— Begin —
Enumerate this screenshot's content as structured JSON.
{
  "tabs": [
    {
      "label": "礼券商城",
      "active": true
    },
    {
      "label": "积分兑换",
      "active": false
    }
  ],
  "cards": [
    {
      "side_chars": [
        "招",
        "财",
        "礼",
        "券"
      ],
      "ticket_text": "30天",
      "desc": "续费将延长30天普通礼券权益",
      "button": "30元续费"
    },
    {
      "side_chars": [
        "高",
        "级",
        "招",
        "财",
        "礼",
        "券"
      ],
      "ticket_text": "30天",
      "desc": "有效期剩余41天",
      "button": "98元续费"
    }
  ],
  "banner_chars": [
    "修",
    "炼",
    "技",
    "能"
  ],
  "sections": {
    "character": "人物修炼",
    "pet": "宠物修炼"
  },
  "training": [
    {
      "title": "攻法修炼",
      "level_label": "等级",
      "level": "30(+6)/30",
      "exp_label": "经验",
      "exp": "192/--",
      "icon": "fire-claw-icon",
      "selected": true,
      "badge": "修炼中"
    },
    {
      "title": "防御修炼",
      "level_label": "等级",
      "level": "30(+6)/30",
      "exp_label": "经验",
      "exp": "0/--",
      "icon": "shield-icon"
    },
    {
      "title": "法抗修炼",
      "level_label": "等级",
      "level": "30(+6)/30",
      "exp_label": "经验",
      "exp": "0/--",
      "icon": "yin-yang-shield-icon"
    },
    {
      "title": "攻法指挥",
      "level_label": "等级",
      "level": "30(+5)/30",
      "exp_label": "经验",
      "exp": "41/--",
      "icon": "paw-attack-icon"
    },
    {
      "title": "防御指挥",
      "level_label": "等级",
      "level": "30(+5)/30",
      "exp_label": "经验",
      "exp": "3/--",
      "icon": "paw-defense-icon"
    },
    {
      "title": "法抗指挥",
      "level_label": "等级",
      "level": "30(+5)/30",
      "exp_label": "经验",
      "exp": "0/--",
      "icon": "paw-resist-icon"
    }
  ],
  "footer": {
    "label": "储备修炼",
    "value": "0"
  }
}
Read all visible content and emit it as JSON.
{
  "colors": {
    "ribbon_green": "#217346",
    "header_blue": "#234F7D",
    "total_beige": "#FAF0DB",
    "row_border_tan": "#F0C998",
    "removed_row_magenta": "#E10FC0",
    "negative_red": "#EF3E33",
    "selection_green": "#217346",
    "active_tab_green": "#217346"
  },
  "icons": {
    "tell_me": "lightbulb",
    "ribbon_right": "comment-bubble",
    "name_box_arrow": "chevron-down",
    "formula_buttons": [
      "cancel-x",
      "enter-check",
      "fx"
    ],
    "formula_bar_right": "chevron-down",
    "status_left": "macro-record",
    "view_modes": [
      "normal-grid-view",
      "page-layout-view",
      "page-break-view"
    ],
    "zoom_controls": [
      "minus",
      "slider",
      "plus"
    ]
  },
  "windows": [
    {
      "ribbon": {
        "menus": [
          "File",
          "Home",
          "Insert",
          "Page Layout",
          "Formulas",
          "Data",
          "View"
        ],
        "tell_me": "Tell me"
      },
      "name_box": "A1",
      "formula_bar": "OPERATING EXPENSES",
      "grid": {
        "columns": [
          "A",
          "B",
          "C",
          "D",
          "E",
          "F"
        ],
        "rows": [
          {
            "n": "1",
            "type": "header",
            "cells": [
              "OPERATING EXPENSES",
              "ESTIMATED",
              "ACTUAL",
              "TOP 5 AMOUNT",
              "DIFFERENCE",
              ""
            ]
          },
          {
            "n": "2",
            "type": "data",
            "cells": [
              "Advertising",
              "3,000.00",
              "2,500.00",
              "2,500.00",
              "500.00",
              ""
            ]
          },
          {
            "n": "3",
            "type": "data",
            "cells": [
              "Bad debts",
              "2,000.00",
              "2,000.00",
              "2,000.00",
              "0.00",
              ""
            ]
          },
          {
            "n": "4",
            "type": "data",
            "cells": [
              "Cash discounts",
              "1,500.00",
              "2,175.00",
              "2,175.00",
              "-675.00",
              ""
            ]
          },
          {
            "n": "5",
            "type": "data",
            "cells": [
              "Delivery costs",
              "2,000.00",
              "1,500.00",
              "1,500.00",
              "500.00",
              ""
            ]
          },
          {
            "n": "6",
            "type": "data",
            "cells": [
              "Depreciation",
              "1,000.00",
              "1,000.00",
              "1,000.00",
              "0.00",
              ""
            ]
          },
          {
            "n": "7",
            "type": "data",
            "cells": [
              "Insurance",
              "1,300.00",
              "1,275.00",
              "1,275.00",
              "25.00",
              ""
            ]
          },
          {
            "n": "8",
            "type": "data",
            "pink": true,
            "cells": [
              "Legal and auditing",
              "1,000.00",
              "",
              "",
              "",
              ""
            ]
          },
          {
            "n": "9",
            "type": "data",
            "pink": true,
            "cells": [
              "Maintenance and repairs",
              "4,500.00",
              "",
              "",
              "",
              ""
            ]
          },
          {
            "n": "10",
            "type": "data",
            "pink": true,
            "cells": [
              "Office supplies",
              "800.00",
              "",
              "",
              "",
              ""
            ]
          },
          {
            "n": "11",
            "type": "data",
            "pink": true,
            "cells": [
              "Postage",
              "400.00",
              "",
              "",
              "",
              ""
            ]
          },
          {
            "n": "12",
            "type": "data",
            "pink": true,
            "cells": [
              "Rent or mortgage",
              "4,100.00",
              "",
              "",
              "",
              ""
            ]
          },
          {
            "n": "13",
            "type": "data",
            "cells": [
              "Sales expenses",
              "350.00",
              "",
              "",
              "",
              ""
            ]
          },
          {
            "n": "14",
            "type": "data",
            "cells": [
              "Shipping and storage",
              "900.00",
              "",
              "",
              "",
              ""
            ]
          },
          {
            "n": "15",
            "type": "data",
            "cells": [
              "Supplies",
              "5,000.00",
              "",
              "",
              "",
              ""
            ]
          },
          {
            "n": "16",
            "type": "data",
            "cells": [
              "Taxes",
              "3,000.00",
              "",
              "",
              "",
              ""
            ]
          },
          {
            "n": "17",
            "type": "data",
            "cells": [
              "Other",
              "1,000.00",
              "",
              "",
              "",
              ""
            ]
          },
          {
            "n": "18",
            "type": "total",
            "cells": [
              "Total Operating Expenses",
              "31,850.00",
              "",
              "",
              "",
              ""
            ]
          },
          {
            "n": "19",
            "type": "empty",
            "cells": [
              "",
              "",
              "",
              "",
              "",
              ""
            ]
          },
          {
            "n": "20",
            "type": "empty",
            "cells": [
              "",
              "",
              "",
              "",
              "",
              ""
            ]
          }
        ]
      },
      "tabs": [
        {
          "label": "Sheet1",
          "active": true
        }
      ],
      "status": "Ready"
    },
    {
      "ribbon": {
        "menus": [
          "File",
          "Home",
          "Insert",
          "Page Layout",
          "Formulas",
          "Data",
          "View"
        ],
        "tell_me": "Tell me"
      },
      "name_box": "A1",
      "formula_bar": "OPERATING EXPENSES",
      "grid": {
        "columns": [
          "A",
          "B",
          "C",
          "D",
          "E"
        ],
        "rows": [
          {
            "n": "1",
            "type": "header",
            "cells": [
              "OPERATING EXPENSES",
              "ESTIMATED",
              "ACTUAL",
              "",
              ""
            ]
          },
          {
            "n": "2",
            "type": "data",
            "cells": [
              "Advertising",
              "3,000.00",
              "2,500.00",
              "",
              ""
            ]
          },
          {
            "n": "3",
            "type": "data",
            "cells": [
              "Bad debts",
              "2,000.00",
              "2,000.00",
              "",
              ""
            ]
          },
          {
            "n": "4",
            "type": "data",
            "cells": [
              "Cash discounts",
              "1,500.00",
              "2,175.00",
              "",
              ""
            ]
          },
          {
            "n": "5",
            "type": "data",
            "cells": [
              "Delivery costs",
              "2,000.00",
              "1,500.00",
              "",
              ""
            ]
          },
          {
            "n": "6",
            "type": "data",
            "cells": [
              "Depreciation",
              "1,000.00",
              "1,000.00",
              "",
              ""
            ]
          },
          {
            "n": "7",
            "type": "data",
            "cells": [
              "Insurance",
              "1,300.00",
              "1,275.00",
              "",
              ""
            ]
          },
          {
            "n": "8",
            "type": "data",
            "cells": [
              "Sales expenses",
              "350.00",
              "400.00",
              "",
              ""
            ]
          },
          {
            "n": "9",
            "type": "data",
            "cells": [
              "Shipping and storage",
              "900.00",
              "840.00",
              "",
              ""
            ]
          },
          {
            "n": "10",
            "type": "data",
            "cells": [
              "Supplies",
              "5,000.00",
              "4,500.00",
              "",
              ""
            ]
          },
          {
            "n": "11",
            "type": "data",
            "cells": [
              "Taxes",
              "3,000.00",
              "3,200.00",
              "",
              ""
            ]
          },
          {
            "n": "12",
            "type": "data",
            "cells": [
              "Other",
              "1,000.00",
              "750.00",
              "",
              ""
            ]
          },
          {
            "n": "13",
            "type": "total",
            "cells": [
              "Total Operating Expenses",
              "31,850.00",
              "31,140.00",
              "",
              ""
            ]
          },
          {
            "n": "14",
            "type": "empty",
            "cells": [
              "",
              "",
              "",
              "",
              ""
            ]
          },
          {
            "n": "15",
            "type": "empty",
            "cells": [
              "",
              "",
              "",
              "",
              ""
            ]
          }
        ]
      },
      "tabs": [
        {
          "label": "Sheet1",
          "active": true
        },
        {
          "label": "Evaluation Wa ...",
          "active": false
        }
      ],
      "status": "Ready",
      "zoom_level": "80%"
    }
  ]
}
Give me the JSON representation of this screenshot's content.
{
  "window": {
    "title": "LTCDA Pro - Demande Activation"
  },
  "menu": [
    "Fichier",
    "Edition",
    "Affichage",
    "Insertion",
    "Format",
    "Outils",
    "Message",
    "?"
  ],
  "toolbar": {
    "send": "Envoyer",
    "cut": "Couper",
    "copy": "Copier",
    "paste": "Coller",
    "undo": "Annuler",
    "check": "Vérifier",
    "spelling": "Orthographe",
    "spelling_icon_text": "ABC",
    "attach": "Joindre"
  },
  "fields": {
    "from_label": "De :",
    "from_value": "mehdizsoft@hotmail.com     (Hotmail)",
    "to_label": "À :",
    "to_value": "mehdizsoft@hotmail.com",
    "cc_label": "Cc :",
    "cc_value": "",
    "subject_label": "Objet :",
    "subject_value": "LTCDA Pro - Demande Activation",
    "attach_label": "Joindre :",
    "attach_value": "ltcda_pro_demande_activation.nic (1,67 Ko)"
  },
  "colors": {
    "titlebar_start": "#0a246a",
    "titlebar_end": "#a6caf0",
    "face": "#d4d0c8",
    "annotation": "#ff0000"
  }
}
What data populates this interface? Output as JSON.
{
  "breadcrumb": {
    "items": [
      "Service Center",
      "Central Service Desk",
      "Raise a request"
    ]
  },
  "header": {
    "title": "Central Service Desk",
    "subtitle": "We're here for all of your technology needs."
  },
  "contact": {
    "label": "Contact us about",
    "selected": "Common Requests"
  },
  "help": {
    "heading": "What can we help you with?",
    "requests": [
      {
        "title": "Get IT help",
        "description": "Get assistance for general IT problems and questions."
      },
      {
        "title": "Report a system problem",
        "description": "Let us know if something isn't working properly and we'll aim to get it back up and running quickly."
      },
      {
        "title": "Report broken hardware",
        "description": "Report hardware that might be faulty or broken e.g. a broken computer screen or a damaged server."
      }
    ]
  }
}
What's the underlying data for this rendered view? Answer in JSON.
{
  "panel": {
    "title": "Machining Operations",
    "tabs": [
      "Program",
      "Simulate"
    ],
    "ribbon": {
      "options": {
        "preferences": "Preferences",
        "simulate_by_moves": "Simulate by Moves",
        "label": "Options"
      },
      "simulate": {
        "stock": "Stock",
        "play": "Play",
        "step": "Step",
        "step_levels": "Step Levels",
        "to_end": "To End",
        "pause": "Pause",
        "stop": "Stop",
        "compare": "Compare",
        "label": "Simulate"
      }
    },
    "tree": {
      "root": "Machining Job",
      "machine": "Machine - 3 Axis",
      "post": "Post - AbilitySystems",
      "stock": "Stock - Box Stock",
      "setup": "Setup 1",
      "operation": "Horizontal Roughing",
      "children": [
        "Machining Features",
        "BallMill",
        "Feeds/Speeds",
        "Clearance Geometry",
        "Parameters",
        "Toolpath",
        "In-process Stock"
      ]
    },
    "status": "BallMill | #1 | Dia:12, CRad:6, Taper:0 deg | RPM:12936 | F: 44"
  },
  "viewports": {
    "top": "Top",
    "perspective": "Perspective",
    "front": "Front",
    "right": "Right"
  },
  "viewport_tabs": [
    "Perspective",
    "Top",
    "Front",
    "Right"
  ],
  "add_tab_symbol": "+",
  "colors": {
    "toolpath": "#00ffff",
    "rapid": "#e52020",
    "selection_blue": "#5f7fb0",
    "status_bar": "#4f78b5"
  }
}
— End —
Return every line in the listing that contains the word "JSON".

§ **EXERCISE ANSWER**
Enumerate this screenshot's content as structured JSON.
Read all visible content and emit it as JSON.
Give me the JSON representation of this screenshot's content.
What data populates this interface? Output as JSON.
What's the underlying data for this rendered view? Answer in JSON.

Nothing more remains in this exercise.